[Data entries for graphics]
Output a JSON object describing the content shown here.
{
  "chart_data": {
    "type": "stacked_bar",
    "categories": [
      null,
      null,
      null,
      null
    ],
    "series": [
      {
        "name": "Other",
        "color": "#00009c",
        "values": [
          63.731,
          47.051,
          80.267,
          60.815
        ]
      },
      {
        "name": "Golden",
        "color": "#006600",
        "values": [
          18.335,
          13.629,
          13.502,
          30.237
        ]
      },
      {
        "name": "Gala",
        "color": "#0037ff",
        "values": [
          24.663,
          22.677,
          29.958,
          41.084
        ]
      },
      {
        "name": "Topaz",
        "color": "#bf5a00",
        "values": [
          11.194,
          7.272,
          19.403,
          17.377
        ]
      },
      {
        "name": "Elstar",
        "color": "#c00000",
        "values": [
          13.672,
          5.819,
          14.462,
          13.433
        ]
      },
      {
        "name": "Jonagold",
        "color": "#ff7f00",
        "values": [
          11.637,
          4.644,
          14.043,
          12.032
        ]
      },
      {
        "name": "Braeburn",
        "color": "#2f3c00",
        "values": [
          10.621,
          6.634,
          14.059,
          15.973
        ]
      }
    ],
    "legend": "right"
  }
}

→ THE TASK:
Look through the entries above and report each line where the string "name" occurs.

→ EXPECTED ANSWER:
        "name": "Other",
        "name": "Golden",
        "name": "Gala",
        "name": "Topaz",
        "name": "Elstar",
        "name": "Jonagold",
        "name": "Braeburn",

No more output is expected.